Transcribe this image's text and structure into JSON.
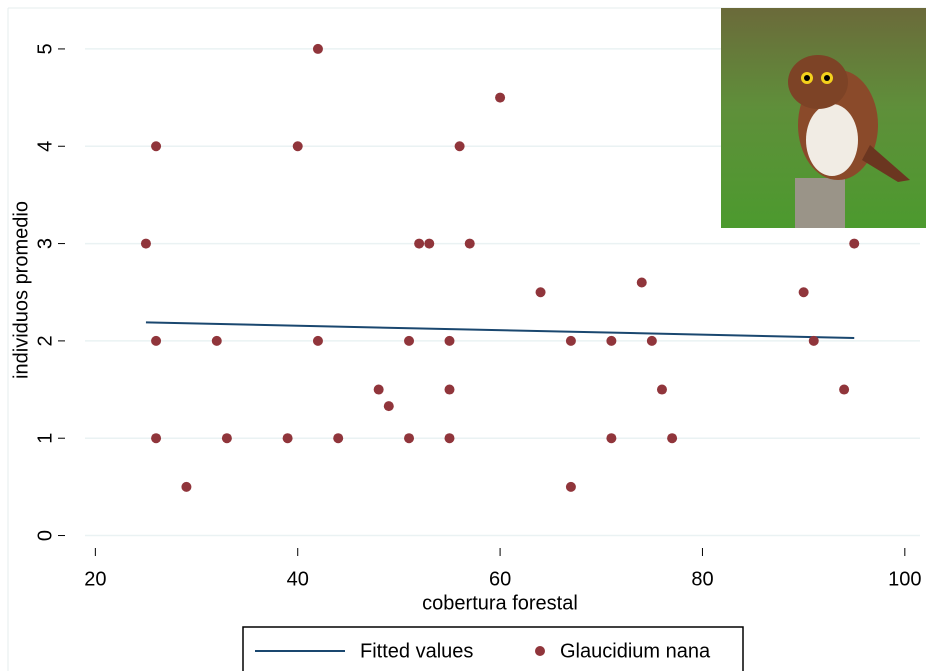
{
  "chart_data": {
    "type": "scatter",
    "x_label": "cobertura forestal",
    "y_label": "individuos promedio",
    "xlim": [
      17,
      101.5
    ],
    "ylim": [
      -0.2,
      5.4
    ],
    "xticks": [
      20,
      40,
      60,
      80,
      100
    ],
    "yticks": [
      0,
      1,
      2,
      3,
      4,
      5
    ],
    "grid": true,
    "legend": "bottom",
    "series": [
      {
        "name": "Fitted values",
        "type": "line",
        "color": "#1a476f",
        "x": [
          25,
          95
        ],
        "values": [
          2.19,
          2.03
        ]
      },
      {
        "name": "Glaucidium nana",
        "type": "scatter",
        "color": "#90353b",
        "x": [
          25,
          26,
          26,
          26,
          29,
          32,
          33,
          39,
          40,
          42,
          42,
          44,
          48,
          49,
          51,
          51,
          52,
          53,
          55,
          55,
          55,
          56,
          57,
          60,
          64,
          67,
          67,
          71,
          71,
          74,
          75,
          76,
          77,
          90,
          91,
          94,
          95
        ],
        "values": [
          3,
          4,
          2,
          1,
          0.5,
          2,
          1,
          1,
          4,
          5,
          2,
          1,
          1.5,
          1.33,
          2,
          1,
          3,
          3,
          2,
          1.5,
          1,
          4,
          3,
          4.5,
          2.5,
          2,
          0.5,
          2,
          1,
          2.6,
          2,
          1.5,
          1,
          2.5,
          2,
          1.5,
          3
        ]
      }
    ]
  }
}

## Challenge
Omit the pictures. Output every record above word for word.

## Complete response
Transcribe this image's text and structure into JSON.
{
  "chart_data": {
    "type": "scatter",
    "x_label": "cobertura forestal",
    "y_label": "individuos promedio",
    "xlim": [
      17,
      101.5
    ],
    "ylim": [
      -0.2,
      5.4
    ],
    "xticks": [
      20,
      40,
      60,
      80,
      100
    ],
    "yticks": [
      0,
      1,
      2,
      3,
      4,
      5
    ],
    "grid": true,
    "legend": "bottom",
    "series": [
      {
        "name": "Fitted values",
        "type": "line",
        "color": "#1a476f",
        "x": [
          25,
          95
        ],
        "values": [
          2.19,
          2.03
        ]
      },
      {
        "name": "Glaucidium nana",
        "type": "scatter",
        "color": "#90353b",
        "x": [
          25,
          26,
          26,
          26,
          29,
          32,
          33,
          39,
          40,
          42,
          42,
          44,
          48,
          49,
          51,
          51,
          52,
          53,
          55,
          55,
          55,
          56,
          57,
          60,
          64,
          67,
          67,
          71,
          71,
          74,
          75,
          76,
          77,
          90,
          91,
          94,
          95
        ],
        "values": [
          3,
          4,
          2,
          1,
          0.5,
          2,
          1,
          1,
          4,
          5,
          2,
          1,
          1.5,
          1.33,
          2,
          1,
          3,
          3,
          2,
          1.5,
          1,
          4,
          3,
          4.5,
          2.5,
          2,
          0.5,
          2,
          1,
          2.6,
          2,
          1.5,
          1,
          2.5,
          2,
          1.5,
          3
        ]
      }
    ]
  }
}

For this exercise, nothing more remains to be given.